_EXERCISE BRIEF:_ How many of these lines hold the string "subtitle"? Answer with the number only.

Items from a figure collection
⟨

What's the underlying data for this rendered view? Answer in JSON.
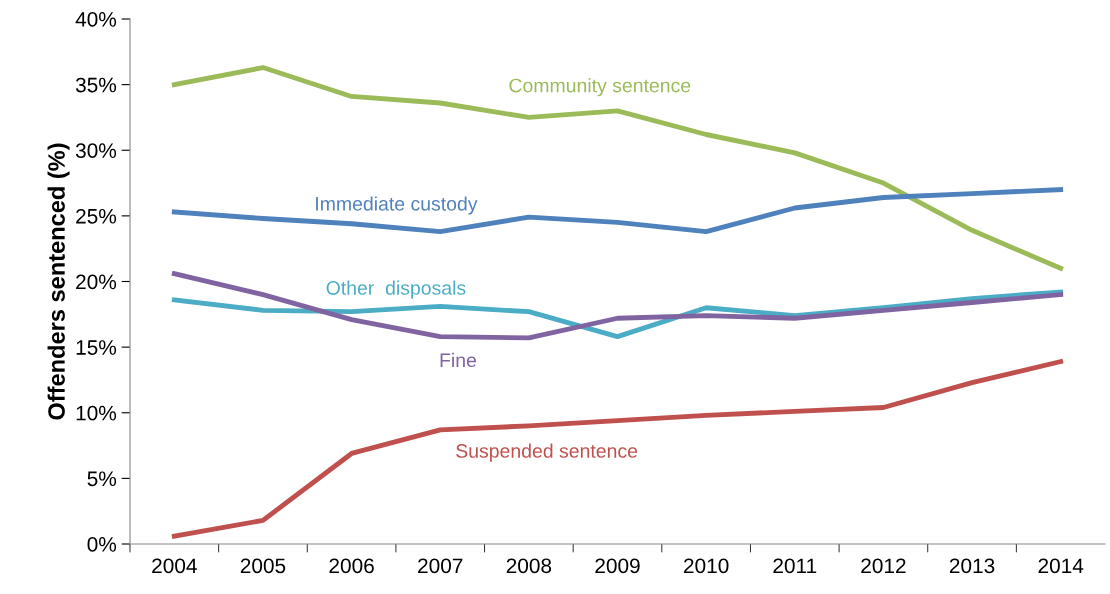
{
  "chart_data": {
    "type": "line",
    "ylabel": "Offenders sentenced (%)",
    "categories": [
      "2004",
      "2005",
      "2006",
      "2007",
      "2008",
      "2009",
      "2010",
      "2011",
      "2012",
      "2013",
      "2014"
    ],
    "series": [
      {
        "name": "Community sentence",
        "color": "#9bbb59",
        "values": [
          35.0,
          36.3,
          34.1,
          33.6,
          32.5,
          33.0,
          31.2,
          29.8,
          27.5,
          23.9,
          21.0
        ]
      },
      {
        "name": "Immediate custody",
        "color": "#4f81bd",
        "values": [
          25.3,
          24.8,
          24.4,
          23.8,
          24.9,
          24.5,
          23.8,
          25.6,
          26.4,
          26.7,
          27.0
        ]
      },
      {
        "name": "Other  disposals",
        "color": "#4bacc6",
        "values": [
          18.6,
          17.8,
          17.7,
          18.1,
          17.7,
          15.8,
          18.0,
          17.4,
          18.0,
          18.7,
          19.2
        ]
      },
      {
        "name": "Fine",
        "color": "#8064a2",
        "values": [
          20.6,
          19.0,
          17.1,
          15.8,
          15.7,
          17.2,
          17.4,
          17.2,
          17.8,
          18.4,
          19.0
        ]
      },
      {
        "name": "Suspended sentence",
        "color": "#c0504d",
        "values": [
          0.6,
          1.8,
          6.9,
          8.7,
          9.0,
          9.4,
          9.8,
          10.1,
          10.4,
          12.3,
          13.9
        ]
      }
    ],
    "ylim": [
      0,
      40
    ],
    "yticks": [
      {
        "value": 0,
        "label": "0%"
      },
      {
        "value": 5,
        "label": "5%"
      },
      {
        "value": 10,
        "label": "10%"
      },
      {
        "value": 15,
        "label": "15%"
      },
      {
        "value": 20,
        "label": "20%"
      },
      {
        "value": 25,
        "label": "25%"
      },
      {
        "value": 30,
        "label": "30%"
      },
      {
        "value": 35,
        "label": "35%"
      },
      {
        "value": 40,
        "label": "40%"
      }
    ],
    "grid": false,
    "legend": false,
    "marker": "none",
    "line_style": "solid"
  }
}
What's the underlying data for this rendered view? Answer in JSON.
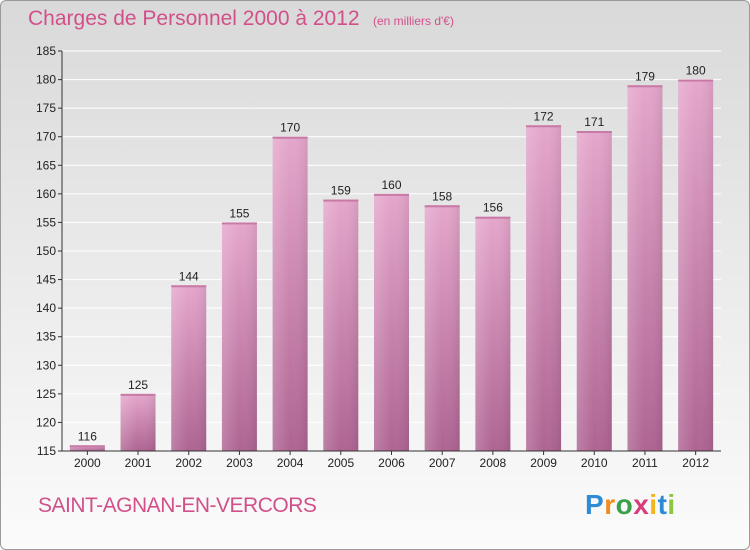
{
  "header": {
    "title": "Charges de Personnel 2000 à 2012",
    "subtitle": "(en milliers d'€)"
  },
  "footer": {
    "commune": "SAINT-AGNAN-EN-VERCORS",
    "logo": "Proxiti"
  },
  "colors": {
    "title": "#d2508a",
    "bar_top": "#e5a6cc",
    "bar_bottom": "#ae6492",
    "axis": "#333333",
    "grid": "#ffffff"
  },
  "chart_data": {
    "type": "bar",
    "categories": [
      "2000",
      "2001",
      "2002",
      "2003",
      "2004",
      "2005",
      "2006",
      "2007",
      "2008",
      "2009",
      "2010",
      "2011",
      "2012"
    ],
    "values": [
      116,
      125,
      144,
      155,
      170,
      159,
      160,
      158,
      156,
      172,
      171,
      179,
      180
    ],
    "title": "Charges de Personnel 2000 à 2012",
    "subtitle": "(en milliers d'€)",
    "xlabel": "",
    "ylabel": "",
    "ylim": [
      115,
      185
    ],
    "yticks": [
      115,
      120,
      125,
      130,
      135,
      140,
      145,
      150,
      155,
      160,
      165,
      170,
      175,
      180,
      185
    ],
    "grid": true,
    "data_labels": true
  }
}
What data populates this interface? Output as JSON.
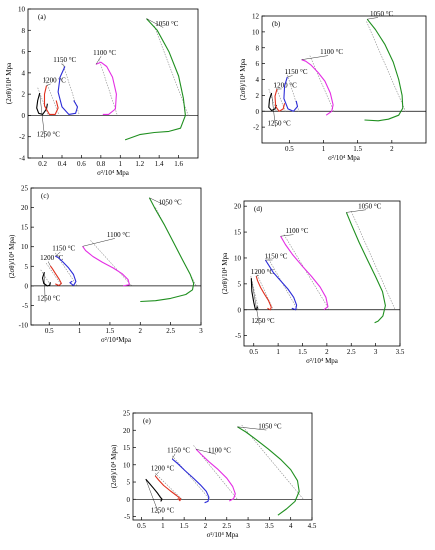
{
  "colors": {
    "1250": "#000000",
    "1200": "#e0301e",
    "1150": "#2b2bd8",
    "1100": "#e42ee4",
    "1050": "#1f8f1f",
    "fit": "#8a8a8a"
  },
  "chart_data": [
    {
      "type": "line",
      "panel_label": "(a)",
      "xlabel": "σ²/10⁴ Mpa",
      "ylabel": "(2σθ)/10⁴ Mpa",
      "xlim": [
        0.05,
        1.8
      ],
      "ylim": [
        -4,
        10
      ],
      "xticks": [
        0.2,
        0.4,
        0.6,
        0.8,
        1.0,
        1.2,
        1.4,
        1.6
      ],
      "yticks": [
        -4,
        -2,
        0,
        2,
        4,
        6,
        8,
        10
      ],
      "series": [
        {
          "name": "1250 °C",
          "color_key": "1250",
          "x": [
            0.17,
            0.15,
            0.14,
            0.16,
            0.2,
            0.24,
            0.25
          ],
          "y": [
            2.1,
            1.4,
            0.7,
            0.2,
            0.1,
            0.6,
            1.1
          ],
          "label_at": [
            0.14,
            -2.0
          ],
          "fit_x": [
            0.15,
            0.26
          ],
          "fit_y": [
            2.6,
            0.0
          ]
        },
        {
          "name": "1200 °C",
          "color_key": "1200",
          "x": [
            0.24,
            0.22,
            0.22,
            0.27,
            0.33,
            0.36,
            0.34
          ],
          "y": [
            2.8,
            2.0,
            0.9,
            0.1,
            0.1,
            0.7,
            1.4
          ],
          "label_at": [
            0.2,
            3.1
          ],
          "fit_x": [
            0.22,
            0.37
          ],
          "fit_y": [
            3.6,
            0.0
          ]
        },
        {
          "name": "1150 °C",
          "color_key": "1150",
          "x": [
            0.43,
            0.38,
            0.36,
            0.4,
            0.47,
            0.54,
            0.56,
            0.52
          ],
          "y": [
            4.6,
            3.6,
            2.2,
            0.8,
            0.1,
            0.2,
            0.8,
            1.4
          ],
          "label_at": [
            0.31,
            5.0
          ],
          "fit_x": [
            0.4,
            0.58
          ],
          "fit_y": [
            5.1,
            0.0
          ]
        },
        {
          "name": "1100 °C",
          "color_key": "1100",
          "x": [
            0.75,
            0.8,
            0.86,
            0.92,
            0.96,
            0.95,
            0.88,
            0.82
          ],
          "y": [
            4.8,
            5.0,
            4.6,
            3.6,
            2.0,
            0.6,
            0.1,
            0.1
          ],
          "label_at": [
            0.72,
            5.7
          ],
          "fit_x": [
            0.78,
            0.97
          ],
          "fit_y": [
            5.3,
            0.0
          ]
        },
        {
          "name": "1050 °C",
          "color_key": "1050",
          "x": [
            1.27,
            1.38,
            1.5,
            1.6,
            1.65,
            1.67,
            1.62,
            1.5,
            1.35,
            1.2,
            1.05
          ],
          "y": [
            9.1,
            8.0,
            6.0,
            3.7,
            1.6,
            0.0,
            -1.2,
            -1.5,
            -1.6,
            -1.8,
            -2.3
          ],
          "label_at": [
            1.36,
            8.4
          ],
          "fit_x": [
            1.35,
            1.7
          ],
          "fit_y": [
            8.4,
            0.0
          ]
        }
      ]
    },
    {
      "type": "line",
      "panel_label": "(b)",
      "xlabel": "σ²/10⁴ Mpa",
      "ylabel": "(2σθ)/10⁴ Mpa",
      "xlim": [
        0.1,
        2.5
      ],
      "ylim": [
        -4,
        12
      ],
      "xticks": [
        0.5,
        1.0,
        1.5,
        2.0
      ],
      "yticks": [
        -2,
        0,
        2,
        4,
        6,
        8,
        10,
        12
      ],
      "series": [
        {
          "name": "1250 °C",
          "color_key": "1250",
          "x": [
            0.24,
            0.21,
            0.2,
            0.24,
            0.29,
            0.31
          ],
          "y": [
            2.3,
            1.5,
            0.5,
            0.1,
            0.3,
            0.8
          ],
          "label_at": [
            0.18,
            -1.8
          ],
          "fit_x": [
            0.2,
            0.31
          ],
          "fit_y": [
            2.8,
            0.0
          ]
        },
        {
          "name": "1200 °C",
          "color_key": "1200",
          "x": [
            0.32,
            0.29,
            0.3,
            0.35,
            0.41,
            0.43
          ],
          "y": [
            2.8,
            1.9,
            0.6,
            0.0,
            0.3,
            1.0
          ],
          "label_at": [
            0.27,
            3.0
          ],
          "fit_x": [
            0.28,
            0.44
          ],
          "fit_y": [
            3.6,
            0.0
          ]
        },
        {
          "name": "1150 °C",
          "color_key": "1150",
          "x": [
            0.47,
            0.43,
            0.42,
            0.48,
            0.56,
            0.62,
            0.6
          ],
          "y": [
            4.3,
            3.2,
            1.6,
            0.3,
            0.0,
            0.6,
            1.3
          ],
          "label_at": [
            0.43,
            4.7
          ],
          "fit_x": [
            0.46,
            0.64
          ],
          "fit_y": [
            4.9,
            0.0
          ]
        },
        {
          "name": "1100 °C",
          "color_key": "1100",
          "x": [
            0.68,
            0.74,
            0.82,
            0.92,
            1.02,
            1.1,
            1.14,
            1.12,
            1.04
          ],
          "y": [
            6.5,
            6.3,
            5.8,
            4.9,
            3.8,
            2.3,
            0.8,
            0.0,
            -0.5
          ],
          "label_at": [
            0.95,
            7.2
          ],
          "fit_x": [
            0.8,
            1.15
          ],
          "fit_y": [
            7.0,
            0.0
          ]
        },
        {
          "name": "1050 °C",
          "color_key": "1050",
          "x": [
            1.64,
            1.76,
            1.9,
            2.02,
            2.1,
            2.15,
            2.16,
            2.1,
            1.95,
            1.8,
            1.6
          ],
          "y": [
            11.6,
            10.3,
            8.4,
            6.2,
            4.0,
            2.0,
            0.4,
            -0.5,
            -1.0,
            -1.2,
            -1.1
          ],
          "label_at": [
            1.68,
            12.0
          ],
          "fit_x": [
            1.63,
            2.2
          ],
          "fit_y": [
            11.3,
            0.0
          ]
        }
      ]
    },
    {
      "type": "line",
      "panel_label": "(c)",
      "xlabel": "σ²/10⁴Mpa",
      "ylabel": "(2σθ)/10⁴ Mpa)",
      "xlim": [
        0.2,
        3.0
      ],
      "ylim": [
        -10,
        25
      ],
      "xticks": [
        0.5,
        1.0,
        1.5,
        2.0,
        2.5,
        3.0
      ],
      "yticks": [
        -10,
        -5,
        0,
        5,
        10,
        15,
        20,
        25
      ],
      "series": [
        {
          "name": "1250 °C",
          "color_key": "1250",
          "x": [
            0.42,
            0.39,
            0.41,
            0.47,
            0.51,
            0.52
          ],
          "y": [
            3.5,
            2.0,
            0.6,
            0.0,
            0.2,
            0.9
          ],
          "label_at": [
            0.3,
            -3.8
          ],
          "fit_x": [
            0.36,
            0.53
          ],
          "fit_y": [
            4.1,
            0.0
          ]
        },
        {
          "name": "1200 °C",
          "color_key": "1200",
          "x": [
            0.52,
            0.55,
            0.6,
            0.66,
            0.7,
            0.66,
            0.6
          ],
          "y": [
            5.1,
            4.4,
            3.2,
            1.8,
            0.6,
            0.1,
            0.5
          ],
          "label_at": [
            0.35,
            6.6
          ],
          "fit_x": [
            0.45,
            0.71
          ],
          "fit_y": [
            5.8,
            0.0
          ]
        },
        {
          "name": "1150 °C",
          "color_key": "1150",
          "x": [
            0.6,
            0.65,
            0.72,
            0.82,
            0.9,
            0.94,
            0.9,
            0.84,
            0.88
          ],
          "y": [
            7.6,
            7.2,
            6.2,
            4.6,
            2.9,
            1.1,
            0.1,
            0.8,
            1.2
          ],
          "label_at": [
            0.55,
            9.0
          ],
          "fit_x": [
            0.6,
            0.96
          ],
          "fit_y": [
            8.4,
            0.0
          ]
        },
        {
          "name": "1100 °C",
          "color_key": "1100",
          "x": [
            1.05,
            1.1,
            1.22,
            1.38,
            1.55,
            1.7,
            1.8,
            1.82,
            1.72
          ],
          "y": [
            10.1,
            9.0,
            7.5,
            6.0,
            4.6,
            3.1,
            1.6,
            0.3,
            0.0
          ],
          "label_at": [
            1.45,
            12.5
          ],
          "fit_x": [
            1.18,
            1.86
          ],
          "fit_y": [
            11.6,
            0.0
          ]
        },
        {
          "name": "1050 °C",
          "color_key": "1050",
          "x": [
            2.15,
            2.25,
            2.4,
            2.55,
            2.7,
            2.82,
            2.88,
            2.86,
            2.75,
            2.5,
            2.25,
            2.0
          ],
          "y": [
            22.5,
            19.5,
            15.5,
            11.0,
            6.5,
            3.0,
            0.6,
            -1.0,
            -2.2,
            -3.2,
            -3.8,
            -4.0
          ],
          "label_at": [
            2.3,
            20.8
          ],
          "fit_x": [
            2.25,
            2.92
          ],
          "fit_y": [
            20.0,
            0.0
          ]
        }
      ]
    },
    {
      "type": "line",
      "panel_label": "(d)",
      "xlabel": "σ²/10⁴ Mpa",
      "ylabel": "(2σθ)/10⁴ Mpa",
      "xlim": [
        0.3,
        3.5
      ],
      "ylim": [
        -7,
        21
      ],
      "xticks": [
        0.5,
        1.0,
        1.5,
        2.0,
        2.5,
        3.0,
        3.5
      ],
      "yticks": [
        -5,
        0,
        5,
        10,
        15,
        20
      ],
      "series": [
        {
          "name": "1250 °C",
          "color_key": "1250",
          "x": [
            0.45,
            0.46,
            0.5,
            0.53,
            0.56,
            0.58
          ],
          "y": [
            6.1,
            3.6,
            1.4,
            0.2,
            0.0,
            0.6
          ],
          "label_at": [
            0.45,
            -2.6
          ],
          "fit_x": [
            0.44,
            0.6
          ],
          "fit_y": [
            6.5,
            0.0
          ]
        },
        {
          "name": "1200 °C",
          "color_key": "1200",
          "x": [
            0.55,
            0.58,
            0.64,
            0.72,
            0.8,
            0.86,
            0.84,
            0.78
          ],
          "y": [
            6.5,
            5.6,
            4.3,
            3.0,
            1.8,
            0.5,
            0.0,
            0.3
          ],
          "label_at": [
            0.44,
            6.9
          ],
          "fit_x": [
            0.55,
            0.9
          ],
          "fit_y": [
            7.2,
            0.0
          ]
        },
        {
          "name": "1150 °C",
          "color_key": "1150",
          "x": [
            0.74,
            0.8,
            0.9,
            1.05,
            1.2,
            1.32,
            1.38,
            1.36,
            1.28
          ],
          "y": [
            9.6,
            8.7,
            7.2,
            5.6,
            4.0,
            2.4,
            0.9,
            0.0,
            0.3
          ],
          "label_at": [
            0.72,
            9.9
          ],
          "fit_x": [
            0.78,
            1.4
          ],
          "fit_y": [
            10.2,
            0.0
          ]
        },
        {
          "name": "1100 °C",
          "color_key": "1100",
          "x": [
            1.05,
            1.15,
            1.3,
            1.48,
            1.68,
            1.86,
            1.98,
            2.02,
            1.94
          ],
          "y": [
            14.2,
            12.6,
            10.6,
            8.6,
            6.5,
            4.4,
            2.4,
            0.6,
            0.0
          ],
          "label_at": [
            1.15,
            14.8
          ],
          "fit_x": [
            1.12,
            2.05
          ],
          "fit_y": [
            14.5,
            0.0
          ]
        },
        {
          "name": "1050 °C",
          "color_key": "1050",
          "x": [
            2.4,
            2.5,
            2.66,
            2.84,
            3.0,
            3.14,
            3.2,
            3.15,
            3.05,
            2.98
          ],
          "y": [
            18.8,
            16.5,
            13.0,
            9.5,
            6.4,
            3.5,
            0.8,
            -1.2,
            -2.2,
            -2.5
          ],
          "label_at": [
            2.64,
            19.6
          ],
          "fit_x": [
            2.5,
            3.4
          ],
          "fit_y": [
            19.0,
            0.0
          ]
        }
      ]
    },
    {
      "type": "line",
      "panel_label": "(e)",
      "xlabel": "σ²/10⁴ Mpa",
      "ylabel": "(2σθ)/10⁴ Mpa)",
      "xlim": [
        0.3,
        4.5
      ],
      "ylim": [
        -6,
        25
      ],
      "xticks": [
        0.5,
        1.0,
        1.5,
        2.0,
        2.5,
        3.0,
        3.5,
        4.0,
        4.5
      ],
      "yticks": [
        -5,
        0,
        5,
        10,
        15,
        20,
        25
      ],
      "series": [
        {
          "name": "1250 °C",
          "color_key": "1250",
          "x": [
            0.6,
            0.68,
            0.78,
            0.88,
            0.94,
            0.98,
            0.95
          ],
          "y": [
            5.8,
            4.7,
            3.2,
            1.7,
            0.6,
            0.0,
            -0.6
          ],
          "label_at": [
            0.72,
            -3.8
          ],
          "fit_x": [
            0.6,
            1.0
          ],
          "fit_y": [
            5.9,
            0.0
          ]
        },
        {
          "name": "1200 °C",
          "color_key": "1200",
          "x": [
            0.82,
            0.9,
            1.02,
            1.18,
            1.32,
            1.42,
            1.4,
            1.35
          ],
          "y": [
            6.8,
            5.6,
            4.0,
            2.4,
            1.1,
            0.1,
            -0.4,
            0.3
          ],
          "label_at": [
            0.72,
            8.4
          ],
          "fit_x": [
            0.82,
            1.45
          ],
          "fit_y": [
            7.5,
            0.0
          ]
        },
        {
          "name": "1150 °C",
          "color_key": "1150",
          "x": [
            1.22,
            1.35,
            1.52,
            1.7,
            1.88,
            2.02,
            2.08,
            2.06,
            1.98
          ],
          "y": [
            11.7,
            10.3,
            8.3,
            6.3,
            4.2,
            2.3,
            0.6,
            -0.6,
            -1.0
          ],
          "label_at": [
            1.1,
            13.6
          ],
          "fit_x": [
            1.22,
            2.1
          ],
          "fit_y": [
            12.6,
            0.0
          ]
        },
        {
          "name": "1100 °C",
          "color_key": "1100",
          "x": [
            1.78,
            1.9,
            2.08,
            2.3,
            2.5,
            2.64,
            2.7,
            2.66,
            2.56
          ],
          "y": [
            14.5,
            13.0,
            10.9,
            8.6,
            6.1,
            3.7,
            1.6,
            0.2,
            -0.5
          ],
          "label_at": [
            2.06,
            13.5
          ],
          "fit_x": [
            1.72,
            2.75
          ],
          "fit_y": [
            15.6,
            0.0
          ]
        },
        {
          "name": "1050 °C",
          "color_key": "1050",
          "x": [
            2.75,
            2.95,
            3.2,
            3.48,
            3.76,
            4.0,
            4.16,
            4.2,
            4.1,
            3.9,
            3.7
          ],
          "y": [
            21.0,
            19.5,
            17.2,
            14.5,
            11.6,
            8.6,
            5.4,
            2.3,
            -0.6,
            -2.8,
            -4.6
          ],
          "label_at": [
            3.24,
            20.5
          ],
          "fit_x": [
            2.85,
            4.3
          ],
          "fit_y": [
            21.5,
            0.0
          ]
        }
      ]
    }
  ]
}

⟩

_FINAL RESULT:_ 2